• TASK STATEMENT: Your task is to print every entry below exactly as given.

• DATA EXTRACT:
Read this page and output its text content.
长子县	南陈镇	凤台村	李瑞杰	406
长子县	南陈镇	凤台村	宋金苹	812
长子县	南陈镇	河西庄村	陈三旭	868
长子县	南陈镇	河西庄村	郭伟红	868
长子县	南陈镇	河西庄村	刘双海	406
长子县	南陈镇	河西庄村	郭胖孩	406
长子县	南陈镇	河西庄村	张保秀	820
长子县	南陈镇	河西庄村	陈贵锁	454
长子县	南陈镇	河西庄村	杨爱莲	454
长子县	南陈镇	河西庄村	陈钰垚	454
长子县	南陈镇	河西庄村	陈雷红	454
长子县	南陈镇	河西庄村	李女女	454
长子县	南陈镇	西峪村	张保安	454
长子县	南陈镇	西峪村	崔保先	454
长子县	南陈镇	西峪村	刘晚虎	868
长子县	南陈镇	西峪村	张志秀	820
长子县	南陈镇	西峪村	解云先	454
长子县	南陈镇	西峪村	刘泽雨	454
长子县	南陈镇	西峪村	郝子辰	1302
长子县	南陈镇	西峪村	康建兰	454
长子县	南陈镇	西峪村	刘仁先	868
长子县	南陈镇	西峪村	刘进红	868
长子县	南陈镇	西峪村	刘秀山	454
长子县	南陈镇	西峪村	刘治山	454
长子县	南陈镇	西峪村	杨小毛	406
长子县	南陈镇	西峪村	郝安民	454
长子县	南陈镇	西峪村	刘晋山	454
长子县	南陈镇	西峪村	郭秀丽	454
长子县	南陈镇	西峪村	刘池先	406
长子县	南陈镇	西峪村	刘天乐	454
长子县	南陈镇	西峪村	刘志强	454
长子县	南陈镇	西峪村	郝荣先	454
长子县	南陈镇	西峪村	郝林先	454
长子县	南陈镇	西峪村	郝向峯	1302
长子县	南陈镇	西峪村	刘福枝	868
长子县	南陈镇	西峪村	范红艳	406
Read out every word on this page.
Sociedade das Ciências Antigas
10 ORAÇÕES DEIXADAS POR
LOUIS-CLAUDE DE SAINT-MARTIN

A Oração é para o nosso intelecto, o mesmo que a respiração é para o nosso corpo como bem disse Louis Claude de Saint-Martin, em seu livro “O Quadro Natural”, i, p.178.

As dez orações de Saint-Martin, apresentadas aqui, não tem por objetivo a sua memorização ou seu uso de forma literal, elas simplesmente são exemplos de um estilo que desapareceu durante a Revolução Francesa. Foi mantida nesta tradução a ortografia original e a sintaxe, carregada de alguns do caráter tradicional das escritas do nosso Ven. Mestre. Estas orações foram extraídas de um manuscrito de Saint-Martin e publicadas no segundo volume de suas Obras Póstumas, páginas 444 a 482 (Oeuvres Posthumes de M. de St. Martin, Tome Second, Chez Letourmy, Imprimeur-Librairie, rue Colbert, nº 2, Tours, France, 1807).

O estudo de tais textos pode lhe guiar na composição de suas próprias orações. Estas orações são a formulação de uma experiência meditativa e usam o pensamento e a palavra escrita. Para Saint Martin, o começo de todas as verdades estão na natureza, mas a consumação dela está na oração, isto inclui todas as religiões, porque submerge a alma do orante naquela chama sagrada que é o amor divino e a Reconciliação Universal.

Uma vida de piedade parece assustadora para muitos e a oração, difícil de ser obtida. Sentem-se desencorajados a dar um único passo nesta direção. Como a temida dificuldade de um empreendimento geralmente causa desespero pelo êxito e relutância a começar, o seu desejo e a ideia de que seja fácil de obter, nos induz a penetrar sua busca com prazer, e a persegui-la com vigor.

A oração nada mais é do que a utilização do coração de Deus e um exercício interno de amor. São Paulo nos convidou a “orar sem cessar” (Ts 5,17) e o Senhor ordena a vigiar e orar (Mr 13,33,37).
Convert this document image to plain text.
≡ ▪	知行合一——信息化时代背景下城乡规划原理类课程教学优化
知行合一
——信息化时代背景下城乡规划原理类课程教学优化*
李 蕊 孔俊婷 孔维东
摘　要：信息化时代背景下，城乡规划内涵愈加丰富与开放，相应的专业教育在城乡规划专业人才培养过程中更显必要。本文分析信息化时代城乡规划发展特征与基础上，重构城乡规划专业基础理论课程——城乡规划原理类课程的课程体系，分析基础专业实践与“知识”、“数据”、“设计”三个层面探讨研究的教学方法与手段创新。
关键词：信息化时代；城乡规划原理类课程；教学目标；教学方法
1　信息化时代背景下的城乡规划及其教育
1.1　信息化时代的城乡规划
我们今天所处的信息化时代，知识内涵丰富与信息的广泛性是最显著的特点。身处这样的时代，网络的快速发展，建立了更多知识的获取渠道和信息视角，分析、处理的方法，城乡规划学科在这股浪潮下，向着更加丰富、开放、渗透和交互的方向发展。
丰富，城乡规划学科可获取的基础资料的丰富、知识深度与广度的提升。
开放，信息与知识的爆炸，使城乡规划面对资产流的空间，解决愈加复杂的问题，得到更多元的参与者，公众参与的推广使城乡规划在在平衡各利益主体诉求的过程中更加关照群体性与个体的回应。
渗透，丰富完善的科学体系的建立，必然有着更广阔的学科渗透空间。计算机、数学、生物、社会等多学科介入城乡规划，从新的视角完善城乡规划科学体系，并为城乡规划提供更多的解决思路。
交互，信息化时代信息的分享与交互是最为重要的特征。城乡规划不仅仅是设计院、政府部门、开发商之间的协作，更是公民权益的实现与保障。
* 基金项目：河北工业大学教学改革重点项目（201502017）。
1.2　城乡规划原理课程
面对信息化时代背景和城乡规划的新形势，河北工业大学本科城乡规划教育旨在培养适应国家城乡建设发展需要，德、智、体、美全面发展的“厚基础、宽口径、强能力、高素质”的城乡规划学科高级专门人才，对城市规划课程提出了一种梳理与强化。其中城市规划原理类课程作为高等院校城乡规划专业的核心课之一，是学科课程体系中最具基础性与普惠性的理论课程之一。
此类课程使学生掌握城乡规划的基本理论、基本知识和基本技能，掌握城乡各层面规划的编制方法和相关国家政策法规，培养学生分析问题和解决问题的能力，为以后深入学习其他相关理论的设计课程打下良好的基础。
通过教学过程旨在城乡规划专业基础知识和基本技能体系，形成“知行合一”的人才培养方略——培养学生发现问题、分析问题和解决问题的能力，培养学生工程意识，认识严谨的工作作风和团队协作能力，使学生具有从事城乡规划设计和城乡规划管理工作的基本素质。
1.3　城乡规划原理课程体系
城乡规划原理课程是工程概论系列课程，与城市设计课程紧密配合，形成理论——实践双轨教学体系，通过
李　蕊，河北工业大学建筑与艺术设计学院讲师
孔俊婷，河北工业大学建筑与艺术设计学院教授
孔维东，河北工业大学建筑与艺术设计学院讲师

• THE COMPLETED TASK:
Read this page and output its text content.
长子县	南陈镇	凤台村	李瑞杰	406
长子县	南陈镇	凤台村	宋金苹	812
长子县	南陈镇	河西庄村	陈三旭	868
长子县	南陈镇	河西庄村	郭伟红	868
长子县	南陈镇	河西庄村	刘双海	406
长子县	南陈镇	河西庄村	郭胖孩	406
长子县	南陈镇	河西庄村	张保秀	820
长子县	南陈镇	河西庄村	陈贵锁	454
长子县	南陈镇	河西庄村	杨爱莲	454
长子县	南陈镇	河西庄村	陈钰垚	454
长子县	南陈镇	河西庄村	陈雷红	454
长子县	南陈镇	河西庄村	李女女	454
长子县	南陈镇	西峪村	张保安	454
长子县	南陈镇	西峪村	崔保先	454
长子县	南陈镇	西峪村	刘晚虎	868
长子县	南陈镇	西峪村	张志秀	820
长子县	南陈镇	西峪村	解云先	454
长子县	南陈镇	西峪村	刘泽雨	454
长子县	南陈镇	西峪村	郝子辰	1302
长子县	南陈镇	西峪村	康建兰	454
长子县	南陈镇	西峪村	刘仁先	868
长子县	南陈镇	西峪村	刘进红	868
长子县	南陈镇	西峪村	刘秀山	454
长子县	南陈镇	西峪村	刘治山	454
长子县	南陈镇	西峪村	杨小毛	406
长子县	南陈镇	西峪村	郝安民	454
长子县	南陈镇	西峪村	刘晋山	454
长子县	南陈镇	西峪村	郭秀丽	454
长子县	南陈镇	西峪村	刘池先	406
长子县	南陈镇	西峪村	刘天乐	454
长子县	南陈镇	西峪村	刘志强	454
长子县	南陈镇	西峪村	郝荣先	454
长子县	南陈镇	西峪村	郝林先	454
长子县	南陈镇	西峪村	郝向峯	1302
长子县	南陈镇	西峪村	刘福枝	868
长子县	南陈镇	西峪村	范红艳	406
Read out every word on this page.
Sociedade das Ciências Antigas
10 ORAÇÕES DEIXADAS POR
LOUIS-CLAUDE DE SAINT-MARTIN

A Oração é para o nosso intelecto, o mesmo que a respiração é para o nosso corpo como bem disse Louis Claude de Saint-Martin, em seu livro “O Quadro Natural”, i, p.178.

As dez orações de Saint-Martin, apresentadas aqui, não tem por objetivo a sua memorização ou seu uso de forma literal, elas simplesmente são exemplos de um estilo que desapareceu durante a Revolução Francesa. Foi mantida nesta tradução a ortografia original e a sintaxe, carregada de alguns do caráter tradicional das escritas do nosso Ven. Mestre. Estas orações foram extraídas de um manuscrito de Saint-Martin e publicadas no segundo volume de suas Obras Póstumas, páginas 444 a 482 (Oeuvres Posthumes de M. de St. Martin, Tome Second, Chez Letourmy, Imprimeur-Librairie, rue Colbert, nº 2, Tours, France, 1807).

O estudo de tais textos pode lhe guiar na composição de suas próprias orações. Estas orações são a formulação de uma experiência meditativa e usam o pensamento e a palavra escrita. Para Saint Martin, o começo de todas as verdades estão na natureza, mas a consumação dela está na oração, isto inclui todas as religiões, porque submerge a alma do orante naquela chama sagrada que é o amor divino e a Reconciliação Universal.

Uma vida de piedade parece assustadora para muitos e a oração, difícil de ser obtida. Sentem-se desencorajados a dar um único passo nesta direção. Como a temida dificuldade de um empreendimento geralmente causa desespero pelo êxito e relutância a começar, o seu desejo e a ideia de que seja fácil de obter, nos induz a penetrar sua busca com prazer, e a persegui-la com vigor.

A oração nada mais é do que a utilização do coração de Deus e um exercício interno de amor. São Paulo nos convidou a “orar sem cessar” (Ts 5,17) e o Senhor ordena a vigiar e orar (Mr 13,33,37).
Convert this document image to plain text.
≡ ▪	知行合一——信息化时代背景下城乡规划原理类课程教学优化
知行合一
——信息化时代背景下城乡规划原理类课程教学优化*
李 蕊 孔俊婷 孔维东
摘　要：信息化时代背景下，城乡规划内涵愈加丰富与开放，相应的专业教育在城乡规划专业人才培养过程中更显必要。本文分析信息化时代城乡规划发展特征与基础上，重构城乡规划专业基础理论课程——城乡规划原理类课程的课程体系，分析基础专业实践与“知识”、“数据”、“设计”三个层面探讨研究的教学方法与手段创新。
关键词：信息化时代；城乡规划原理类课程；教学目标；教学方法
1　信息化时代背景下的城乡规划及其教育
1.1　信息化时代的城乡规划
我们今天所处的信息化时代，知识内涵丰富与信息的广泛性是最显著的特点。身处这样的时代，网络的快速发展，建立了更多知识的获取渠道和信息视角，分析、处理的方法，城乡规划学科在这股浪潮下，向着更加丰富、开放、渗透和交互的方向发展。
丰富，城乡规划学科可获取的基础资料的丰富、知识深度与广度的提升。
开放，信息与知识的爆炸，使城乡规划面对资产流的空间，解决愈加复杂的问题，得到更多元的参与者，公众参与的推广使城乡规划在在平衡各利益主体诉求的过程中更加关照群体性与个体的回应。
渗透，丰富完善的科学体系的建立，必然有着更广阔的学科渗透空间。计算机、数学、生物、社会等多学科介入城乡规划，从新的视角完善城乡规划科学体系，并为城乡规划提供更多的解决思路。
交互，信息化时代信息的分享与交互是最为重要的特征。城乡规划不仅仅是设计院、政府部门、开发商之间的协作，更是公民权益的实现与保障。
* 基金项目：河北工业大学教学改革重点项目（201502017）。
1.2　城乡规划原理课程
面对信息化时代背景和城乡规划的新形势，河北工业大学本科城乡规划教育旨在培养适应国家城乡建设发展需要，德、智、体、美全面发展的“厚基础、宽口径、强能力、高素质”的城乡规划学科高级专门人才，对城市规划课程提出了一种梳理与强化。其中城市规划原理类课程作为高等院校城乡规划专业的核心课之一，是学科课程体系中最具基础性与普惠性的理论课程之一。
此类课程使学生掌握城乡规划的基本理论、基本知识和基本技能，掌握城乡各层面规划的编制方法和相关国家政策法规，培养学生分析问题和解决问题的能力，为以后深入学习其他相关理论的设计课程打下良好的基础。
通过教学过程旨在城乡规划专业基础知识和基本技能体系，形成“知行合一”的人才培养方略——培养学生发现问题、分析问题和解决问题的能力，培养学生工程意识，认识严谨的工作作风和团队协作能力，使学生具有从事城乡规划设计和城乡规划管理工作的基本素质。
1.3　城乡规划原理课程体系
城乡规划原理课程是工程概论系列课程，与城市设计课程紧密配合，形成理论——实践双轨教学体系，通过
李　蕊，河北工业大学建筑与艺术设计学院讲师
孔俊婷，河北工业大学建筑与艺术设计学院教授
孔维东，河北工业大学建筑与艺术设计学院讲师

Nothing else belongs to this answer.